Problem: Copy each line holding the string "this".

Exercise material:
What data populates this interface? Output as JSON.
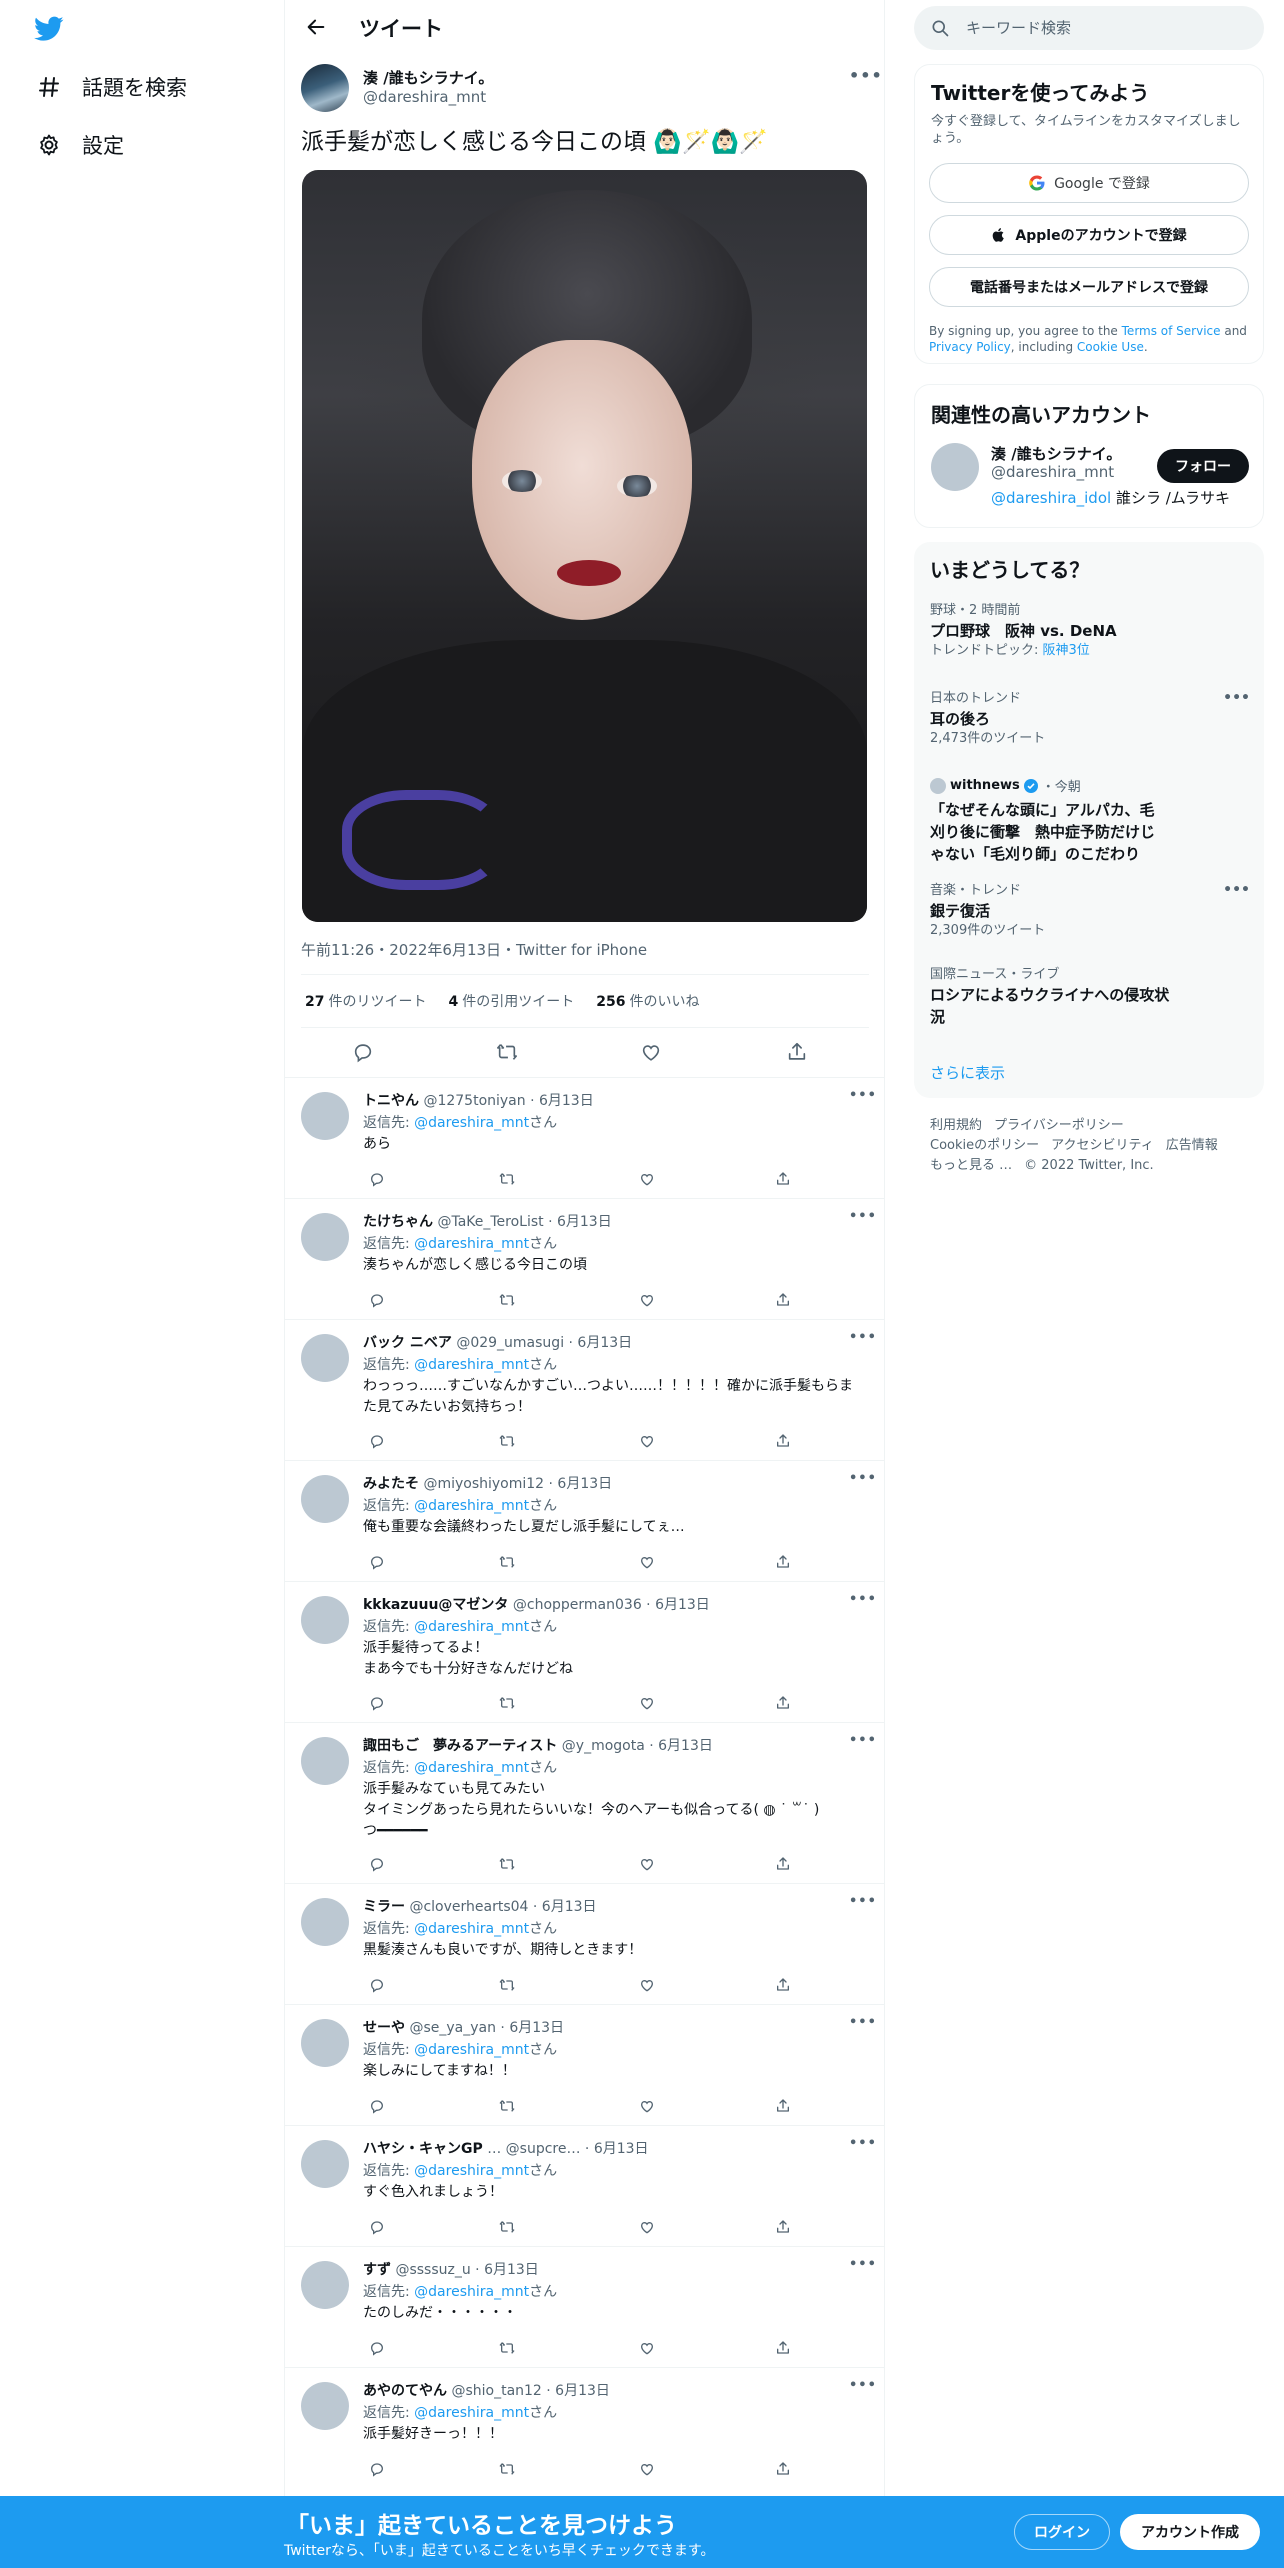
{
  "nav": {
    "explore_label": "話題を検索",
    "settings_label": "設定"
  },
  "header": {
    "title": "ツイート"
  },
  "tweet": {
    "author_name": "湊 /誰もシラナイ。",
    "author_handle": "@dareshira_mnt",
    "text": "派手髪が恋しく感じる今日この頃 🙆🏻‍♂️🪄🙆🏻‍♂️🪄",
    "meta": "午前11:26・2022年6月13日・Twitter for iPhone",
    "retweets_count": "27",
    "retweets_label": "件のリツイート",
    "quotes_count": "4",
    "quotes_label": "件の引用ツイート",
    "likes_count": "256",
    "likes_label": "件のいいね"
  },
  "reply_prefix": "返信先: ",
  "reply_suffix": "さん",
  "replies": [
    {
      "name": "トニやん",
      "handle": "@1275toniyan · 6月13日",
      "to": "@dareshira_mnt",
      "body": "あら"
    },
    {
      "name": "たけちゃん",
      "handle": "@TaKe_TeroList · 6月13日",
      "to": "@dareshira_mnt",
      "body": "湊ちゃんが恋しく感じる今日この頃"
    },
    {
      "name": "バック ニベア",
      "handle": "@029_umasugi · 6月13日",
      "to": "@dareshira_mnt",
      "body": "わっっっ……すごいなんかすごい…つよい……！！！！！確かに派手髪もらまた見てみたいお気持ちっ！"
    },
    {
      "name": "みよたそ",
      "handle": "@miyoshiyomi12 · 6月13日",
      "to": "@dareshira_mnt",
      "body": "俺も重要な会議終わったし夏だし派手髪にしてぇ…"
    },
    {
      "name": "kkkazuuu@マゼンタ",
      "handle": "@chopperman036 · 6月13日",
      "to": "@dareshira_mnt",
      "body": "派手髪待ってるよ！\nまあ今でも十分好きなんだけどね"
    },
    {
      "name": "諏田もご　夢みるアーティスト",
      "handle": "@y_mogota · 6月13日",
      "to": "@dareshira_mnt",
      "body": "派手髪みなてぃも見てみたい\nタイミングあったら見れたらいいな！今のヘアーも似合ってる( ◍ ˙ ꒳˙ )\nつ━━━━━━"
    },
    {
      "name": "ミラー",
      "handle": "@cloverhearts04 · 6月13日",
      "to": "@dareshira_mnt",
      "body": "黒髪湊さんも良いですが、期待しときます！"
    },
    {
      "name": "せーや",
      "handle": "@se_ya_yan · 6月13日",
      "to": "@dareshira_mnt",
      "body": "楽しみにしてますね！！"
    },
    {
      "name": "ハヤシ・キャンGP",
      "handle": "… @supcre… · 6月13日",
      "to": "@dareshira_mnt",
      "body": "すぐ色入れましょう！"
    },
    {
      "name": "すず",
      "handle": "@ssssuz_u · 6月13日",
      "to": "@dareshira_mnt",
      "body": "たのしみだ・・・・・・"
    },
    {
      "name": "あやのてやん",
      "handle": "@shio_tan12 · 6月13日",
      "to": "@dareshira_mnt",
      "body": "派手髪好きーっ！！！"
    }
  ],
  "search": {
    "placeholder": "キーワード検索"
  },
  "signup": {
    "title": "Twitterを使ってみよう",
    "subtitle": "今すぐ登録して、タイムラインをカスタマイズしましょう。",
    "google_label": "Google で登録",
    "apple_label": "Appleのアカウントで登録",
    "phone_label": "電話番号またはメールアドレスで登録",
    "terms_prefix": "By signing up, you agree to the ",
    "terms_link": "Terms of Service",
    "terms_and": " and ",
    "privacy_link": "Privacy Policy",
    "terms_including": ", including ",
    "cookie_link": "Cookie Use",
    "terms_end": "."
  },
  "related": {
    "title": "関連性の高いアカウント",
    "name": "湊 /誰もシラナイ。",
    "handle": "@dareshira_mnt",
    "bio_mention": "@dareshira_idol",
    "bio_text": " 誰シラ /ムラサキ",
    "follow_label": "フォロー"
  },
  "trends": {
    "title": "いまどうしてる？",
    "items": [
      {
        "category": "野球・2 時間前",
        "name": "プロ野球　阪神 vs. DeNA",
        "sub_prefix": "トレンドトピック: ",
        "sub_link": "阪神3位"
      },
      {
        "category": "日本のトレンド",
        "name": "耳の後ろ",
        "sub": "2,473件のツイート"
      },
      {
        "source": "withnews",
        "time": "・今朝",
        "name": "「なぜそんな頭に」アルパカ、毛刈り後に衝撃　熱中症予防だけじゃない「毛刈り師」のこだわり"
      },
      {
        "category": "音楽・トレンド",
        "name": "銀テ復活",
        "sub": "2,309件のツイート"
      },
      {
        "category": "国際ニュース・ライブ",
        "name": "ロシアによるウクライナへの侵攻状況"
      }
    ],
    "show_more": "さらに表示"
  },
  "footer": {
    "links": [
      "利用規約",
      "プライバシーポリシー",
      "Cookieのポリシー",
      "アクセシビリティ",
      "広告情報",
      "もっと見る …",
      "© 2022 Twitter, Inc."
    ]
  },
  "bottom_bar": {
    "title": "「いま」起きていることを見つけよう",
    "subtitle": "Twitterなら、「いま」起きていることをいち早くチェックできます。",
    "login_label": "ログイン",
    "signup_label": "アカウント作成"
  },
  "colors": {
    "accent": "#1d9bf0",
    "text": "#0f1419",
    "muted": "#536471"
  }
}
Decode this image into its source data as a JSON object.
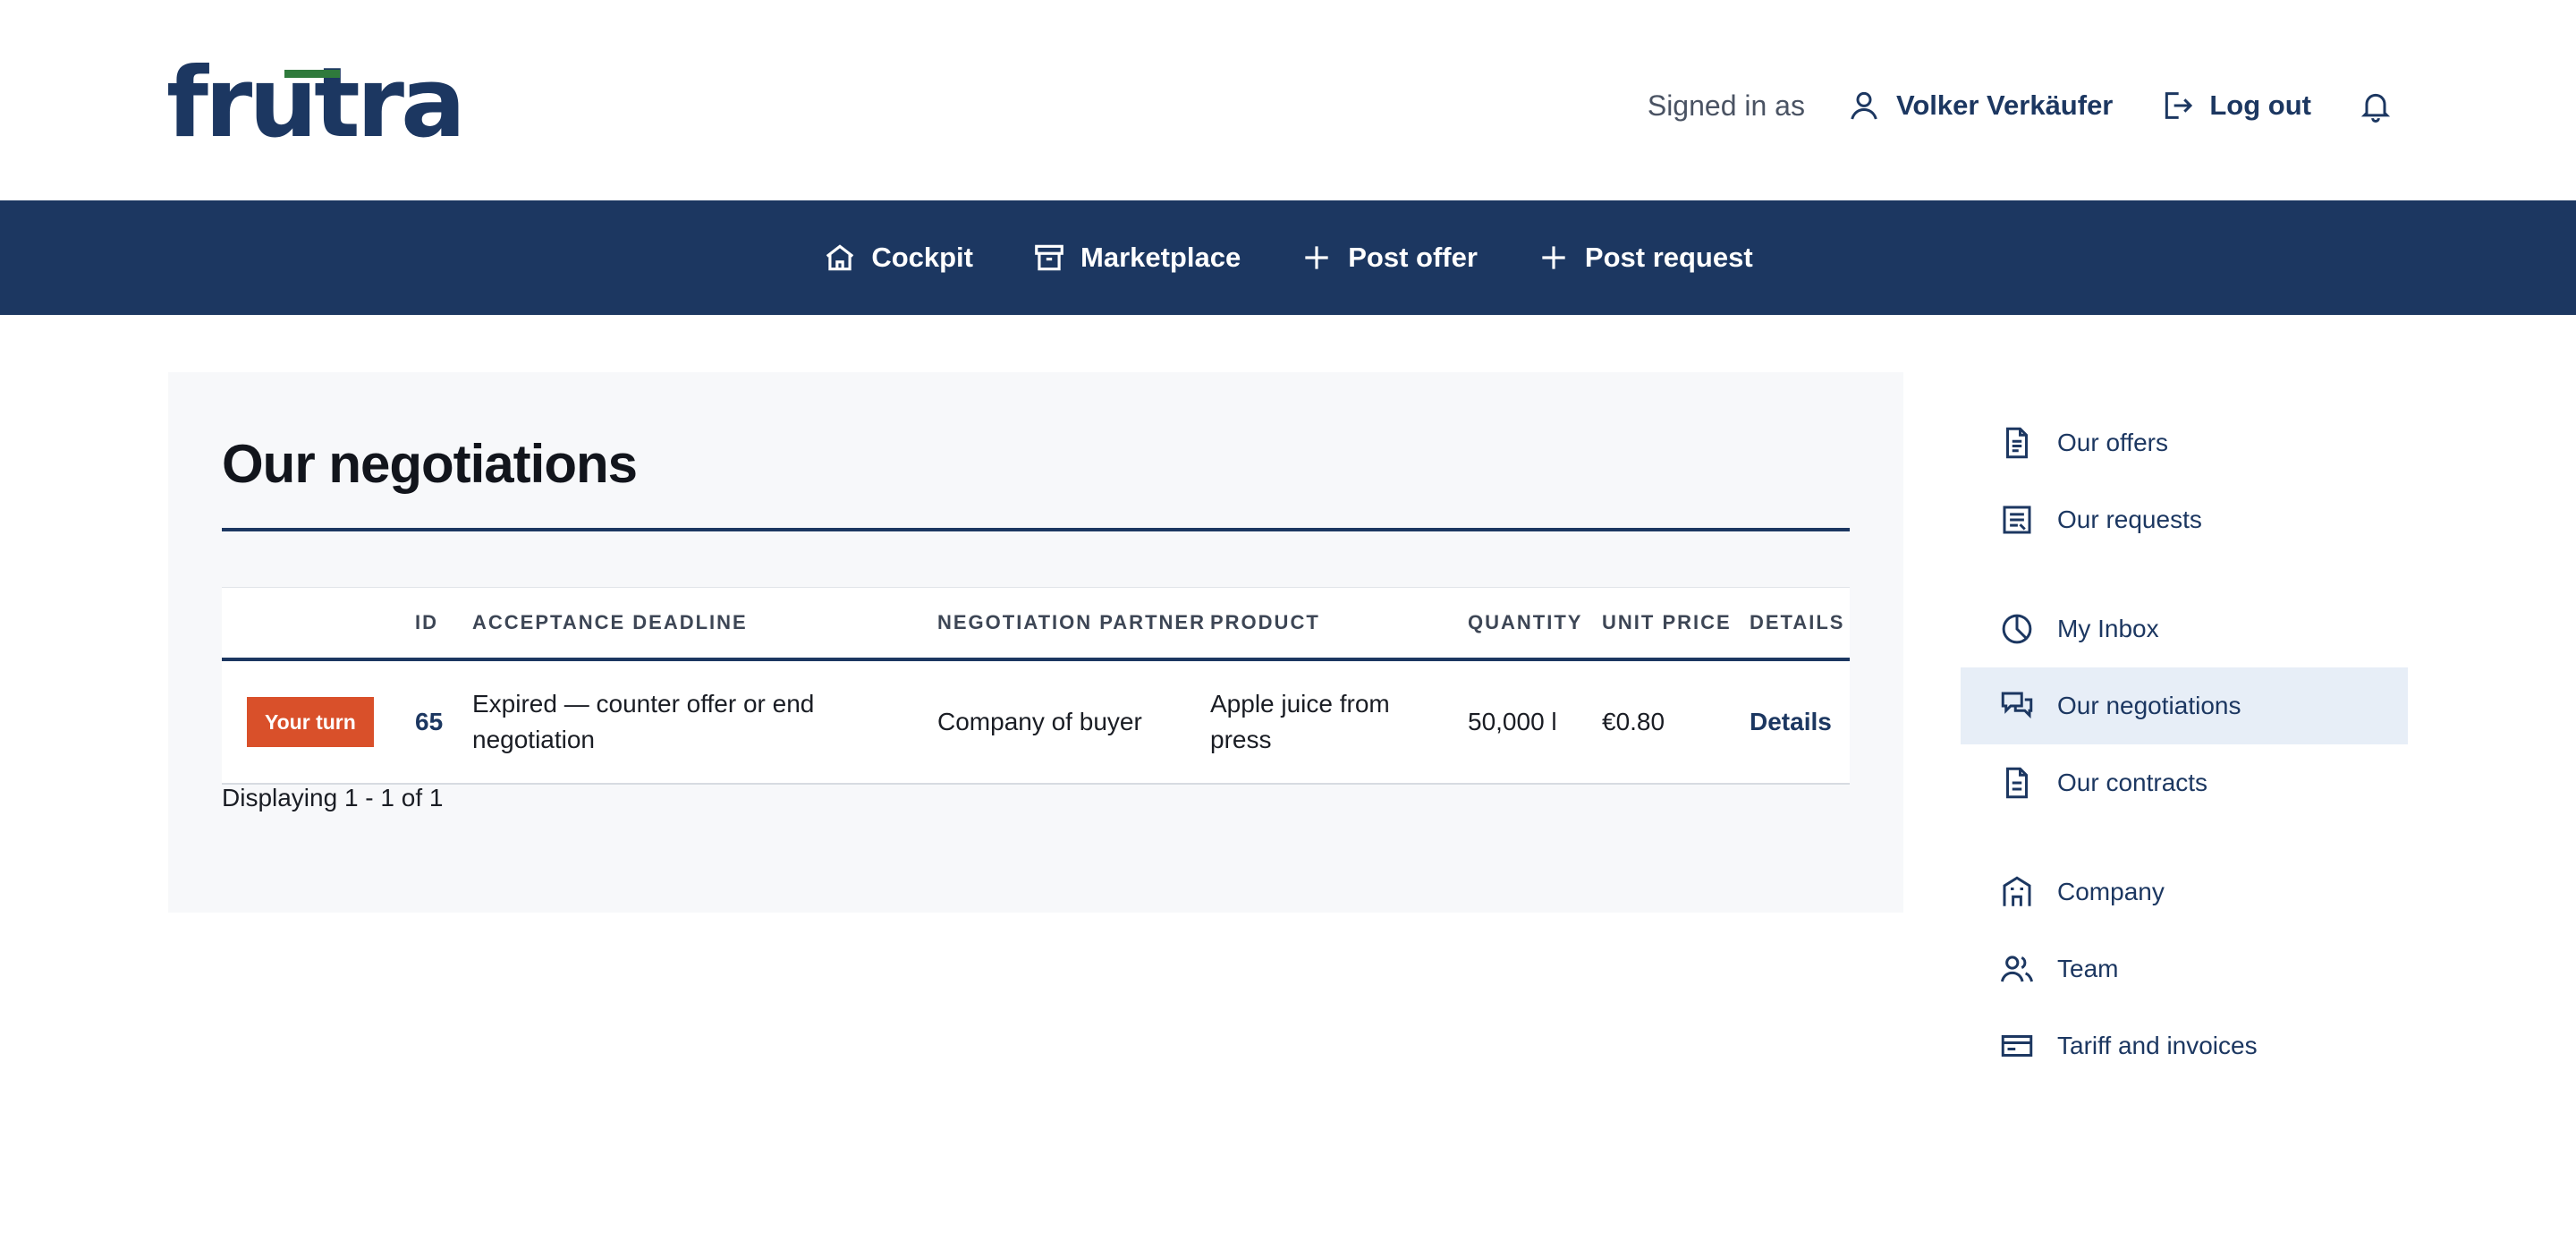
{
  "brand": {
    "logo_text": "frutra",
    "bar_color": "#2f7a3c",
    "text_color": "#1c3761"
  },
  "header": {
    "signed_in_label": "Signed in as",
    "user_name": "Volker Verkäufer",
    "user_icon": "user-icon",
    "logout_label": "Log out",
    "logout_icon": "logout-icon",
    "notification_icon": "bell-icon"
  },
  "nav": {
    "items": [
      {
        "label": "Cockpit",
        "icon": "home-icon"
      },
      {
        "label": "Marketplace",
        "icon": "archive-box-icon"
      },
      {
        "label": "Post offer",
        "icon": "plus-icon"
      },
      {
        "label": "Post request",
        "icon": "plus-icon"
      }
    ],
    "background": "#1c3761"
  },
  "main": {
    "title": "Our negotiations",
    "table": {
      "headers": [
        "",
        "ID",
        "ACCEPTANCE DEADLINE",
        "NEGOTIATION PARTNER",
        "PRODUCT",
        "QUANTITY",
        "UNIT PRICE",
        "DETAILS"
      ],
      "rows": [
        {
          "status": "Your turn",
          "id": "65",
          "deadline": "Expired — counter offer or end negotiation",
          "partner": "Company of buyer",
          "product": "Apple juice from press",
          "quantity": "50,000 l",
          "unit_price": "€0.80",
          "details": "Details"
        }
      ]
    },
    "pagination": "Displaying 1 - 1 of 1",
    "status_color": "#d9502a"
  },
  "sidebar": {
    "items": [
      {
        "label": "Our offers",
        "icon": "document-icon"
      },
      {
        "label": "Our requests",
        "icon": "list-document-icon"
      },
      {
        "label": "My Inbox",
        "icon": "clock-icon"
      },
      {
        "label": "Our negotiations",
        "icon": "chat-bubbles-icon",
        "active": true
      },
      {
        "label": "Our contracts",
        "icon": "contract-icon"
      },
      {
        "label": "Company",
        "icon": "building-icon"
      },
      {
        "label": "Team",
        "icon": "team-icon"
      },
      {
        "label": "Tariff and invoices",
        "icon": "credit-card-icon"
      }
    ],
    "active_background": "#e7eef7"
  }
}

Task output:
What data populates this interface? Output as JSON.
Decode this image into its source data as a JSON object.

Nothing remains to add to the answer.